** BEGIN Task input **

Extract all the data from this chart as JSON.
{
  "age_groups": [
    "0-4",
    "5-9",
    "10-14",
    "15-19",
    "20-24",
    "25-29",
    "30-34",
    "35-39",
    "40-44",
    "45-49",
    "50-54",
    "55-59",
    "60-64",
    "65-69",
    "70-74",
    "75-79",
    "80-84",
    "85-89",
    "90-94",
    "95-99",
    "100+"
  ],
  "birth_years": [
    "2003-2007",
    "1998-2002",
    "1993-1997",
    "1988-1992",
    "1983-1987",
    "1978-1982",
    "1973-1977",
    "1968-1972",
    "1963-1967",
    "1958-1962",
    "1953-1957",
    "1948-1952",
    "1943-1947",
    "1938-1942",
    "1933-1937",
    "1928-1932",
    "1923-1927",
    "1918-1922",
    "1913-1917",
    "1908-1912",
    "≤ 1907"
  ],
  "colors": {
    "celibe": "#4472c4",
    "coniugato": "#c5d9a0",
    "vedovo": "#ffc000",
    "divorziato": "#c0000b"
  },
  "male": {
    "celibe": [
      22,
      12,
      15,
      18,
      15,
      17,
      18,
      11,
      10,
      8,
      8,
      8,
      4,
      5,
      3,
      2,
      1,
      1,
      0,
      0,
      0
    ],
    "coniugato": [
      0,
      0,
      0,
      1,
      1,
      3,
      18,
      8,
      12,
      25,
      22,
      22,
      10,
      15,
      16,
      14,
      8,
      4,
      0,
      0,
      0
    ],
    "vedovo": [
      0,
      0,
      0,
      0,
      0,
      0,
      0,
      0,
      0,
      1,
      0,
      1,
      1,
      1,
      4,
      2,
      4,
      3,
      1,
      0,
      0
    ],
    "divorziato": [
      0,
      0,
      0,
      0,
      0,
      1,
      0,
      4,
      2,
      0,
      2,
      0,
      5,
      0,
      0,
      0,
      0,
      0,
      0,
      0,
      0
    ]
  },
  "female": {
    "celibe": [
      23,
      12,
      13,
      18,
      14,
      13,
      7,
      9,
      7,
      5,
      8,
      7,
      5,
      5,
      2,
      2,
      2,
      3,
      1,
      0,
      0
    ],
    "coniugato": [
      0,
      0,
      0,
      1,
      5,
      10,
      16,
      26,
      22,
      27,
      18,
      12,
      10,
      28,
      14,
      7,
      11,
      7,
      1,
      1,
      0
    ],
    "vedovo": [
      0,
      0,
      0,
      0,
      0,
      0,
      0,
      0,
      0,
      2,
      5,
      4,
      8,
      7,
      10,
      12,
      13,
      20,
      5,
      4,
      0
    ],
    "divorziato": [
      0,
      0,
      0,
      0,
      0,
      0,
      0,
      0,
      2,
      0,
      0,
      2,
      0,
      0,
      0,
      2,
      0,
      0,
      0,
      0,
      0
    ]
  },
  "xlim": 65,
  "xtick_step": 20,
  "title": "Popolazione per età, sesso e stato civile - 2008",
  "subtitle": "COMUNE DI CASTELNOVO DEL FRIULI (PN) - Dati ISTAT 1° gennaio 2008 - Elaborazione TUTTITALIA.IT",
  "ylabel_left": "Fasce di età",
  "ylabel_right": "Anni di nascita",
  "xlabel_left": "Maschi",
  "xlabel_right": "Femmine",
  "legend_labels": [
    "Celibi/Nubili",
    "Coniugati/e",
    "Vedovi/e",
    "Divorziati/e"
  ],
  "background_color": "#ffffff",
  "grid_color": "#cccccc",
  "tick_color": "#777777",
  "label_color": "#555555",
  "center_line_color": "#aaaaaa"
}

** END Task input **

▶ [Exercise details] Please reproduce all of the entries exactly as they stand.

▶ [Task answer]
Extract all the data from this chart as JSON.
{
  "age_groups": [
    "0-4",
    "5-9",
    "10-14",
    "15-19",
    "20-24",
    "25-29",
    "30-34",
    "35-39",
    "40-44",
    "45-49",
    "50-54",
    "55-59",
    "60-64",
    "65-69",
    "70-74",
    "75-79",
    "80-84",
    "85-89",
    "90-94",
    "95-99",
    "100+"
  ],
  "birth_years": [
    "2003-2007",
    "1998-2002",
    "1993-1997",
    "1988-1992",
    "1983-1987",
    "1978-1982",
    "1973-1977",
    "1968-1972",
    "1963-1967",
    "1958-1962",
    "1953-1957",
    "1948-1952",
    "1943-1947",
    "1938-1942",
    "1933-1937",
    "1928-1932",
    "1923-1927",
    "1918-1922",
    "1913-1917",
    "1908-1912",
    "≤ 1907"
  ],
  "colors": {
    "celibe": "#4472c4",
    "coniugato": "#c5d9a0",
    "vedovo": "#ffc000",
    "divorziato": "#c0000b"
  },
  "male": {
    "celibe": [
      22,
      12,
      15,
      18,
      15,
      17,
      18,
      11,
      10,
      8,
      8,
      8,
      4,
      5,
      3,
      2,
      1,
      1,
      0,
      0,
      0
    ],
    "coniugato": [
      0,
      0,
      0,
      1,
      1,
      3,
      18,
      8,
      12,
      25,
      22,
      22,
      10,
      15,
      16,
      14,
      8,
      4,
      0,
      0,
      0
    ],
    "vedovo": [
      0,
      0,
      0,
      0,
      0,
      0,
      0,
      0,
      0,
      1,
      0,
      1,
      1,
      1,
      4,
      2,
      4,
      3,
      1,
      0,
      0
    ],
    "divorziato": [
      0,
      0,
      0,
      0,
      0,
      1,
      0,
      4,
      2,
      0,
      2,
      0,
      5,
      0,
      0,
      0,
      0,
      0,
      0,
      0,
      0
    ]
  },
  "female": {
    "celibe": [
      23,
      12,
      13,
      18,
      14,
      13,
      7,
      9,
      7,
      5,
      8,
      7,
      5,
      5,
      2,
      2,
      2,
      3,
      1,
      0,
      0
    ],
    "coniugato": [
      0,
      0,
      0,
      1,
      5,
      10,
      16,
      26,
      22,
      27,
      18,
      12,
      10,
      28,
      14,
      7,
      11,
      7,
      1,
      1,
      0
    ],
    "vedovo": [
      0,
      0,
      0,
      0,
      0,
      0,
      0,
      0,
      0,
      2,
      5,
      4,
      8,
      7,
      10,
      12,
      13,
      20,
      5,
      4,
      0
    ],
    "divorziato": [
      0,
      0,
      0,
      0,
      0,
      0,
      0,
      0,
      2,
      0,
      0,
      2,
      0,
      0,
      0,
      2,
      0,
      0,
      0,
      0,
      0
    ]
  },
  "xlim": 65,
  "xtick_step": 20,
  "title": "Popolazione per età, sesso e stato civile - 2008",
  "subtitle": "COMUNE DI CASTELNOVO DEL FRIULI (PN) - Dati ISTAT 1° gennaio 2008 - Elaborazione TUTTITALIA.IT",
  "ylabel_left": "Fasce di età",
  "ylabel_right": "Anni di nascita",
  "xlabel_left": "Maschi",
  "xlabel_right": "Femmine",
  "legend_labels": [
    "Celibi/Nubili",
    "Coniugati/e",
    "Vedovi/e",
    "Divorziati/e"
  ],
  "background_color": "#ffffff",
  "grid_color": "#cccccc",
  "tick_color": "#777777",
  "label_color": "#555555",
  "center_line_color": "#aaaaaa"
}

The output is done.